◆ PROBLEM REQUIREMENTS:
Going through the material below, please gather all lines with the word "JSON" in them.

◆ EXERCISE INPUTS:
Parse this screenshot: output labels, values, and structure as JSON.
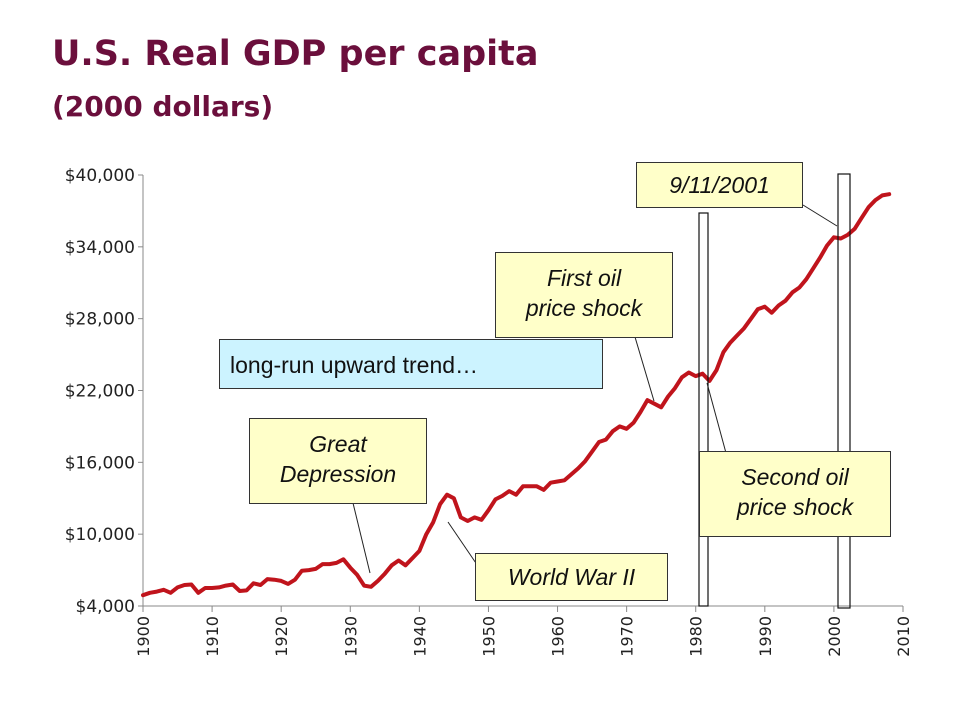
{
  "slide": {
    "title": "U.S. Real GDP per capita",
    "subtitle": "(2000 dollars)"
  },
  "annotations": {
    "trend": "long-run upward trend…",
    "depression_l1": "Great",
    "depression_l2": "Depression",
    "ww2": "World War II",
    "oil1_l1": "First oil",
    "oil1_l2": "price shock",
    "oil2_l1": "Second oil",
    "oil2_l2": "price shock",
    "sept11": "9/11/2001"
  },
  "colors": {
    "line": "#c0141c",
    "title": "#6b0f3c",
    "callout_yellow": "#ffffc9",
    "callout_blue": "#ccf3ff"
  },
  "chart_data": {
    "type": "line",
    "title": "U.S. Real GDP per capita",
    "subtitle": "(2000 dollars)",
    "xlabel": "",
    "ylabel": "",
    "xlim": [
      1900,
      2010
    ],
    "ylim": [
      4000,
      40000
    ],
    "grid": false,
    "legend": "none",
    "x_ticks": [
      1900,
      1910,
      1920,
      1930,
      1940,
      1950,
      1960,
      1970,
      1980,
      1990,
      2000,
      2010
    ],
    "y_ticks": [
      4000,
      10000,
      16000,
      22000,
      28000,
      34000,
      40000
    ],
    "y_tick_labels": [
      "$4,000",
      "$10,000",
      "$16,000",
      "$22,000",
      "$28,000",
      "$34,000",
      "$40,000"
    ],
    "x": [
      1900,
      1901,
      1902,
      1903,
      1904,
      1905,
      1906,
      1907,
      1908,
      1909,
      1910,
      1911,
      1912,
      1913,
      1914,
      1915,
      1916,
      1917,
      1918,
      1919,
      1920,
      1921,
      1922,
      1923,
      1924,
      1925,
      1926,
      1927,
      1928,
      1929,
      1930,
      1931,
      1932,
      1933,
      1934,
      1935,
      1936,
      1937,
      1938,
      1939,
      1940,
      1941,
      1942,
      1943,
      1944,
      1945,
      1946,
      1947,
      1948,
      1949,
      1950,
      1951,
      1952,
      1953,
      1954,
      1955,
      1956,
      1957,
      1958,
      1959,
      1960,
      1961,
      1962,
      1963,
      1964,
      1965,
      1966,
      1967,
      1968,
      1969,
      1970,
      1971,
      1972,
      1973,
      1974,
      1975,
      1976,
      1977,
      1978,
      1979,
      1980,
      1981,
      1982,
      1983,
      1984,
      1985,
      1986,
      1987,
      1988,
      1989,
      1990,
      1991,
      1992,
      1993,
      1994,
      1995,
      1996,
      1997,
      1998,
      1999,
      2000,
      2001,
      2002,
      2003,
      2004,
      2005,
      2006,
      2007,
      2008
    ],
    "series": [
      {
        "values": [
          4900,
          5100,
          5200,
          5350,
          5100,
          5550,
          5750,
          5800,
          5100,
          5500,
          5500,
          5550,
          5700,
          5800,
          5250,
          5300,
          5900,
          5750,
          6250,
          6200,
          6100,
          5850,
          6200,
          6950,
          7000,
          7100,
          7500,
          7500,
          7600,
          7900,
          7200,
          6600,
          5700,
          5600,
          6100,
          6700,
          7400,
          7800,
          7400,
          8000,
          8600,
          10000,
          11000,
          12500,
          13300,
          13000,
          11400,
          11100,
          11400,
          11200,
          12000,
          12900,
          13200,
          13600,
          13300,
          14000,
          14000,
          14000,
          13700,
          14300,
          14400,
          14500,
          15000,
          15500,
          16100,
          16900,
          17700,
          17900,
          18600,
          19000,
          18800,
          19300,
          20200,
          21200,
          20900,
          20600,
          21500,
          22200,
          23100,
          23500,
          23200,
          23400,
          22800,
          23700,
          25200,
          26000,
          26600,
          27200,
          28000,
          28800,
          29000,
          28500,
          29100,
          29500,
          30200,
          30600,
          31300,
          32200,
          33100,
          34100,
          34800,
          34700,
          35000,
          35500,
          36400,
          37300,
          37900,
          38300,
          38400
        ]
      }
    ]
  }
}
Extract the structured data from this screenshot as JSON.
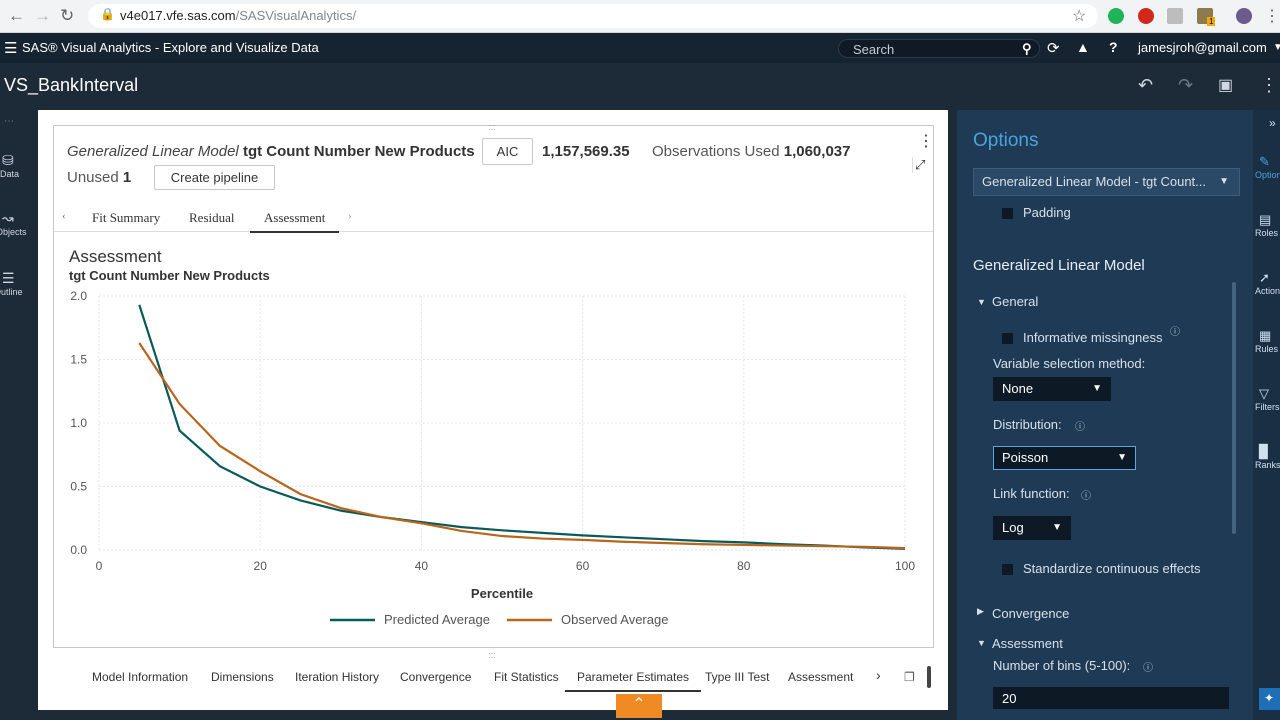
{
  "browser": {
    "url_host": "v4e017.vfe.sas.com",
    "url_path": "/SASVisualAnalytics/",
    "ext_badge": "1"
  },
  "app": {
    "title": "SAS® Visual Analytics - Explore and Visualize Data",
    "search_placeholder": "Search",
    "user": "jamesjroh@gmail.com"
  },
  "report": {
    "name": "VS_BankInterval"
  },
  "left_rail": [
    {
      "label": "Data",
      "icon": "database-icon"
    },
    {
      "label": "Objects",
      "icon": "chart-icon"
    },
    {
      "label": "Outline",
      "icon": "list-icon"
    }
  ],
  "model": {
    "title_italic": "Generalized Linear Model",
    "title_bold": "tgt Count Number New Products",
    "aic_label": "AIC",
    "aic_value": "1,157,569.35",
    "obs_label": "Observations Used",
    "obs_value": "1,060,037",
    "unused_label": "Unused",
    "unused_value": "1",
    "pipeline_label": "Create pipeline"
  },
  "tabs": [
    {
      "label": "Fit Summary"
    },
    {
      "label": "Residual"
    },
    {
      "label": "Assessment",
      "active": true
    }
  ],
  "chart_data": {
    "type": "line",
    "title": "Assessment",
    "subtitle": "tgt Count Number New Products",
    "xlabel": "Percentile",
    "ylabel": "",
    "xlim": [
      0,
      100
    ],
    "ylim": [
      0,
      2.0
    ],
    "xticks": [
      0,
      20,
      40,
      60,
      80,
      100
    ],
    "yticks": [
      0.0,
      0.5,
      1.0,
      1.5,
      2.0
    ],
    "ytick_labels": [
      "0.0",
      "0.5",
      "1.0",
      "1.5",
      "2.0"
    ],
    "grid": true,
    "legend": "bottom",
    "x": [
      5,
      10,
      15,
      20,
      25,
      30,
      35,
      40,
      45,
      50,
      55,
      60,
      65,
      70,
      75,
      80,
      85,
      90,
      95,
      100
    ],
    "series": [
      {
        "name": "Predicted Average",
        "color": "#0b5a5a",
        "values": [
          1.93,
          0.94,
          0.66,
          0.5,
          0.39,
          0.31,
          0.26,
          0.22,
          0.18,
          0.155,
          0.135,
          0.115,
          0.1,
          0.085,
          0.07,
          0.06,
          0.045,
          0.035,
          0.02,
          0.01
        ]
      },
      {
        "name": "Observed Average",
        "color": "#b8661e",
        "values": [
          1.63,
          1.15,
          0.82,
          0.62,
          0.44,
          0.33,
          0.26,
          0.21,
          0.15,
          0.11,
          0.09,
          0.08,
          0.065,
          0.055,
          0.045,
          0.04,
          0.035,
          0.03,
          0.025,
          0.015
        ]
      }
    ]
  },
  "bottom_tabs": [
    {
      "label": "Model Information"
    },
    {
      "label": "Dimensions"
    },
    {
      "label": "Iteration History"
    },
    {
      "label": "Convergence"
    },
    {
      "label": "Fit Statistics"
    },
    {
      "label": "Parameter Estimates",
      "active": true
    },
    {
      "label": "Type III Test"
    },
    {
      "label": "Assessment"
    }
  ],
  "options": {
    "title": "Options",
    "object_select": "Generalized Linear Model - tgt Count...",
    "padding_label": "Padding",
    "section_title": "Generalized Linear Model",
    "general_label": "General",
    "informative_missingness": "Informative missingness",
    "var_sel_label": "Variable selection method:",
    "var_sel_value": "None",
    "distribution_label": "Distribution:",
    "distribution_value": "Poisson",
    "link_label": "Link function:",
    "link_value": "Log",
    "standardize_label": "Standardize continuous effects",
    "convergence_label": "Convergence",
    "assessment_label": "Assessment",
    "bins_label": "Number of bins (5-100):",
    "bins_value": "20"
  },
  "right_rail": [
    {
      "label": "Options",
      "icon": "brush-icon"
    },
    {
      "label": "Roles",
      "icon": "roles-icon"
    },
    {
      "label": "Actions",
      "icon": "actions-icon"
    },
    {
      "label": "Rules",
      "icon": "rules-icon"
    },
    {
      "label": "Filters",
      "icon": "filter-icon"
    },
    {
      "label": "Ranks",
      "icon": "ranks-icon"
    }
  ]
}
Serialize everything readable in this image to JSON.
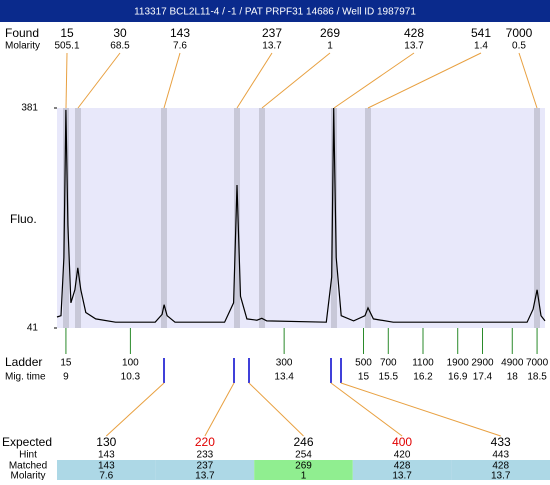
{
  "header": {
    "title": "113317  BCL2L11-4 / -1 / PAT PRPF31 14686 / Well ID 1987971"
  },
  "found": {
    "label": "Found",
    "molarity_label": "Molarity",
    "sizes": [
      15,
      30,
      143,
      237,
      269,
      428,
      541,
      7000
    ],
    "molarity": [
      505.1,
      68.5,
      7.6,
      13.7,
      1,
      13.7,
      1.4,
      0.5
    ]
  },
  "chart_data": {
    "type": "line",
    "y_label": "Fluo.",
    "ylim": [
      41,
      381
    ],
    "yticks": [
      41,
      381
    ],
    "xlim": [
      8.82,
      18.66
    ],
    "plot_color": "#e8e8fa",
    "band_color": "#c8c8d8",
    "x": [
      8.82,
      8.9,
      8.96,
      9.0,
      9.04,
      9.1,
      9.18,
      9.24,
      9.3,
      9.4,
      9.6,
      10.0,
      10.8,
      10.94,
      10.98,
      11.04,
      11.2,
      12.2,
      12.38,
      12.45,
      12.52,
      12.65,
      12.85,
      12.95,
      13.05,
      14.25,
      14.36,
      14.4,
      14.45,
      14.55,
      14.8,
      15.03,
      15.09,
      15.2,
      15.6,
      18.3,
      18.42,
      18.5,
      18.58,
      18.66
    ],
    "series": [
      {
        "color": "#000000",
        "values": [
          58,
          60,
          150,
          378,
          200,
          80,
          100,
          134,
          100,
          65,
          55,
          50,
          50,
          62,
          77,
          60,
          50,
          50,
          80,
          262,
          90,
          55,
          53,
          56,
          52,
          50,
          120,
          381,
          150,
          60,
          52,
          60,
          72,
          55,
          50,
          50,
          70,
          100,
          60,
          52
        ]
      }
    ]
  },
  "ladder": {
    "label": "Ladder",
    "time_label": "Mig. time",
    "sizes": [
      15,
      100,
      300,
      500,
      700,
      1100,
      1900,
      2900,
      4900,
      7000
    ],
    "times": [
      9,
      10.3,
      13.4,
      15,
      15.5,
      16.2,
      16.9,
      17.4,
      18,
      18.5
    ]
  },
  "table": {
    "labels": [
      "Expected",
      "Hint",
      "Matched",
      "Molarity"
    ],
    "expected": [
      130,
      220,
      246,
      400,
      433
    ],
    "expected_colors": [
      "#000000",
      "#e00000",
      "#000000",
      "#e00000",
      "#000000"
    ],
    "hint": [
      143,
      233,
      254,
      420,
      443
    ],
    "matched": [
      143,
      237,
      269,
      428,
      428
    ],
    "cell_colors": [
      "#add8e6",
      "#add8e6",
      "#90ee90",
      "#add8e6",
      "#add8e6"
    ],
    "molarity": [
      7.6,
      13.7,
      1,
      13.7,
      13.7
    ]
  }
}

◆ PROBLEM SOLUTION:
Parse this screenshot: output labels, values, and structure as JSON.
Extract the structured data from this screenshot as JSON.
Serialize everything readable in this image to JSON.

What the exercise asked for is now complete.